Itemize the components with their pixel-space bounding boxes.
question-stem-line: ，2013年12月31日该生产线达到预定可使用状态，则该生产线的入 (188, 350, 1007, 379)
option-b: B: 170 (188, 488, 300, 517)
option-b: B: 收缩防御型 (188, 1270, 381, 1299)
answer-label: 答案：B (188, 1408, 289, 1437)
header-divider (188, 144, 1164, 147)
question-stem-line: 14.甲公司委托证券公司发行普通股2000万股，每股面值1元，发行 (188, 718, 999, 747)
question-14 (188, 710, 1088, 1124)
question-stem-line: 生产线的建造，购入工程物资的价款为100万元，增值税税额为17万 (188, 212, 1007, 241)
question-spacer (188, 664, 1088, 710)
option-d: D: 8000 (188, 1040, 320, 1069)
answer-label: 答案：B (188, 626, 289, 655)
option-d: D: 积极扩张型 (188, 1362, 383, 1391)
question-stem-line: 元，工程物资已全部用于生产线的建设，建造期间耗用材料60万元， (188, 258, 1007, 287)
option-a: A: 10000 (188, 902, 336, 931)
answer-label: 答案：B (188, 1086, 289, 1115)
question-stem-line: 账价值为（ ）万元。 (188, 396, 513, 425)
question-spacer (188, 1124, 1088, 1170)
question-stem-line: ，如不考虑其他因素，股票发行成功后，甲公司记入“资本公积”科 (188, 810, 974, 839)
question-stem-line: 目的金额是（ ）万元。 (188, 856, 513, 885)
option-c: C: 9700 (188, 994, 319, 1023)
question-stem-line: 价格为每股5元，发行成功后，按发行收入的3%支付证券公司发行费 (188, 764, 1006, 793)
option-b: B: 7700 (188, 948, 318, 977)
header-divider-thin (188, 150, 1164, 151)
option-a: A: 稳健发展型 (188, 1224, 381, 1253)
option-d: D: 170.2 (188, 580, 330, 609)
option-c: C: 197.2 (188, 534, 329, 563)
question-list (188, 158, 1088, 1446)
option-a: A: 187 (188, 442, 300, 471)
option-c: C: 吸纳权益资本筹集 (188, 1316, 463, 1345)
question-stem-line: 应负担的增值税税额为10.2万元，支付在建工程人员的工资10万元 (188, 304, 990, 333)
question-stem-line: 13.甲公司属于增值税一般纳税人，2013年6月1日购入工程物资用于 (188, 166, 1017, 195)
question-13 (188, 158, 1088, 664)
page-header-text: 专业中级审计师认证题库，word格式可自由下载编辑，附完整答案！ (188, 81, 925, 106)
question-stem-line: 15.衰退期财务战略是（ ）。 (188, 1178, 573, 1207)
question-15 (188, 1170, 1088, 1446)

########################################

• TO BE DONE:
Reproduce every row above word for word, keeping each line as it appears.

• EXERCISE RESPONSE:
Itemize the components with their pixel-space bounding boxes.
question-stem-line: ，2013年12月31日该生产线达到预定可使用状态，则该生产线的入 (188, 350, 1007, 379)
option-b: B: 170 (188, 488, 300, 517)
option-b: B: 收缩防御型 (188, 1270, 381, 1299)
answer-label: 答案：B (188, 1408, 289, 1437)
header-divider (188, 144, 1164, 147)
question-stem-line: 14.甲公司委托证券公司发行普通股2000万股，每股面值1元，发行 (188, 718, 999, 747)
question-14 (188, 710, 1088, 1124)
question-stem-line: 生产线的建造，购入工程物资的价款为100万元，增值税税额为17万 (188, 212, 1007, 241)
question-spacer (188, 664, 1088, 710)
option-d: D: 8000 (188, 1040, 320, 1069)
answer-label: 答案：B (188, 626, 289, 655)
option-d: D: 积极扩张型 (188, 1362, 383, 1391)
question-stem-line: 元，工程物资已全部用于生产线的建设，建造期间耗用材料60万元， (188, 258, 1007, 287)
option-a: A: 10000 (188, 902, 336, 931)
answer-label: 答案：B (188, 1086, 289, 1115)
question-stem-line: 账价值为（ ）万元。 (188, 396, 513, 425)
question-spacer (188, 1124, 1088, 1170)
question-stem-line: ，如不考虑其他因素，股票发行成功后，甲公司记入“资本公积”科 (188, 810, 974, 839)
question-stem-line: 目的金额是（ ）万元。 (188, 856, 513, 885)
option-c: C: 9700 (188, 994, 319, 1023)
question-stem-line: 价格为每股5元，发行成功后，按发行收入的3%支付证券公司发行费 (188, 764, 1006, 793)
option-b: B: 7700 (188, 948, 318, 977)
header-divider-thin (188, 150, 1164, 151)
option-a: A: 稳健发展型 (188, 1224, 381, 1253)
option-d: D: 170.2 (188, 580, 330, 609)
option-c: C: 197.2 (188, 534, 329, 563)
question-list (188, 158, 1088, 1446)
option-a: A: 187 (188, 442, 300, 471)
option-c: C: 吸纳权益资本筹集 (188, 1316, 463, 1345)
question-stem-line: 应负担的增值税税额为10.2万元，支付在建工程人员的工资10万元 (188, 304, 990, 333)
question-stem-line: 13.甲公司属于增值税一般纳税人，2013年6月1日购入工程物资用于 (188, 166, 1017, 195)
question-13 (188, 158, 1088, 664)
page-header-text: 专业中级审计师认证题库，word格式可自由下载编辑，附完整答案！ (188, 81, 925, 106)
question-stem-line: 15.衰退期财务战略是（ ）。 (188, 1178, 573, 1207)
question-15 (188, 1170, 1088, 1446)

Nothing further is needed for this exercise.